----- DATASET EXCERPTS -----

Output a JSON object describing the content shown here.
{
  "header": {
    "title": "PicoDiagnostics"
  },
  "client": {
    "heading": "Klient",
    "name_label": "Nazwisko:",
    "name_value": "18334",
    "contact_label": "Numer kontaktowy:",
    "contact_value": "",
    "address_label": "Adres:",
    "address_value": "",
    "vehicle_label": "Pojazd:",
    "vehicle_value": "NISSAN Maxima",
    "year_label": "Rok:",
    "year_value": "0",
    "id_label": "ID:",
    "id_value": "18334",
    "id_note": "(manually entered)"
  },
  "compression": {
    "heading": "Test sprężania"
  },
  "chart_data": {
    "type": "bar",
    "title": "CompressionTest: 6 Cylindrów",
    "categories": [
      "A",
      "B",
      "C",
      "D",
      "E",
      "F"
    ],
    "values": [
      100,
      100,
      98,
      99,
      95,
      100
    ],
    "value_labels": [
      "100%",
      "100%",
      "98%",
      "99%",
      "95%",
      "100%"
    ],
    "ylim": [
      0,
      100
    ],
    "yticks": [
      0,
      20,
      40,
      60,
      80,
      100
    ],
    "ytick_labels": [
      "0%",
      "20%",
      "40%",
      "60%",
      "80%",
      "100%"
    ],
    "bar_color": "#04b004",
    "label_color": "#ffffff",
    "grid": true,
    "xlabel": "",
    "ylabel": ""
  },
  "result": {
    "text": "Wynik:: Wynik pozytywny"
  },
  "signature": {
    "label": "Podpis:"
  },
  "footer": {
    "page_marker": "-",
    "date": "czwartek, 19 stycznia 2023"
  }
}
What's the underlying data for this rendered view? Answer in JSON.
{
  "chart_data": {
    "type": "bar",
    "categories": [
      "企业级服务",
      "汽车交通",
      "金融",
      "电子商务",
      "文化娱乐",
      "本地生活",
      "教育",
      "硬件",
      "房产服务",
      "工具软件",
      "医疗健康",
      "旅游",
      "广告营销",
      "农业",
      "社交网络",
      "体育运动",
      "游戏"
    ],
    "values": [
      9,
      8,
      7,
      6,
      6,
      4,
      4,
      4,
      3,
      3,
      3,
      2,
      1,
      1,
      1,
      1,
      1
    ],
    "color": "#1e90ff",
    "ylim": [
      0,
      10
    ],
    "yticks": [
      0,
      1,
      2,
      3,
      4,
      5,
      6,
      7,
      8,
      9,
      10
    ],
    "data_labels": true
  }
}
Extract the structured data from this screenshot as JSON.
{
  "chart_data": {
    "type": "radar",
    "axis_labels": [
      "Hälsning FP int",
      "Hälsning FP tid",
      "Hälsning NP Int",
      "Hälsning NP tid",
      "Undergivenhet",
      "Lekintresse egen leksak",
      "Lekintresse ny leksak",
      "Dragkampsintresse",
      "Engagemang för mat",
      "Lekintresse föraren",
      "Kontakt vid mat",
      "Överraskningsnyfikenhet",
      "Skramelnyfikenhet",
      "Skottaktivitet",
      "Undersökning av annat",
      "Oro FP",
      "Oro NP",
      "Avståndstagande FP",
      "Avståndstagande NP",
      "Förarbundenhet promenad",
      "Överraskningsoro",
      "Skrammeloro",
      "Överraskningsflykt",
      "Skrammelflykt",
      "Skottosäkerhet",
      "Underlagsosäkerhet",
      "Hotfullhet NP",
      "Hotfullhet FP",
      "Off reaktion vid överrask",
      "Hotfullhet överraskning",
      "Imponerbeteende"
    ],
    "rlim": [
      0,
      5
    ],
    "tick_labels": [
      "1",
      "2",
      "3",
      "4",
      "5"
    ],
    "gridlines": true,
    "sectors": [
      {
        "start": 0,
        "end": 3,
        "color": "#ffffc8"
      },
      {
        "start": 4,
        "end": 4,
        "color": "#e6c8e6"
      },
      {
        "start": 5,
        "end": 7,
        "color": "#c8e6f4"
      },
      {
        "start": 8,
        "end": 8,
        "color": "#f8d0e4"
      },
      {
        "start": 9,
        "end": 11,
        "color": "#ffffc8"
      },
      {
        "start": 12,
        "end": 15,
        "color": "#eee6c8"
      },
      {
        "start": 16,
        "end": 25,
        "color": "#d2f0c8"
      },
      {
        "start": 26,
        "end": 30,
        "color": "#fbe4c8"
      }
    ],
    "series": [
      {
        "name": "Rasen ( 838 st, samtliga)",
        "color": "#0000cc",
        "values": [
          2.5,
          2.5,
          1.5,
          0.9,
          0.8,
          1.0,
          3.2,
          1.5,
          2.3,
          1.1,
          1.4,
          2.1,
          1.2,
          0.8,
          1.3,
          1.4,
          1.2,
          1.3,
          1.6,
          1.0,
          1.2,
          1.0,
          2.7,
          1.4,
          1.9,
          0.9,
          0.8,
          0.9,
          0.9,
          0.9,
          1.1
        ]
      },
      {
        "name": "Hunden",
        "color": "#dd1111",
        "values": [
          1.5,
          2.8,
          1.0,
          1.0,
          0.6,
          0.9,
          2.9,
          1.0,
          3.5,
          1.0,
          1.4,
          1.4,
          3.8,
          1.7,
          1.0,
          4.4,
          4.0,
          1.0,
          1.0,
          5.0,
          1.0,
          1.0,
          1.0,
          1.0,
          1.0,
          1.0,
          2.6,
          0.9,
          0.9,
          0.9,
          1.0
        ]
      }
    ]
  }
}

-----

**DIRECTION:**
In the entries above, find every line holding the word "Lekintresse" and copy it out.

**RESULT FOR THIS TASK:**
      "Lekintresse egen leksak",
      "Lekintresse ny leksak",
      "Lekintresse föraren",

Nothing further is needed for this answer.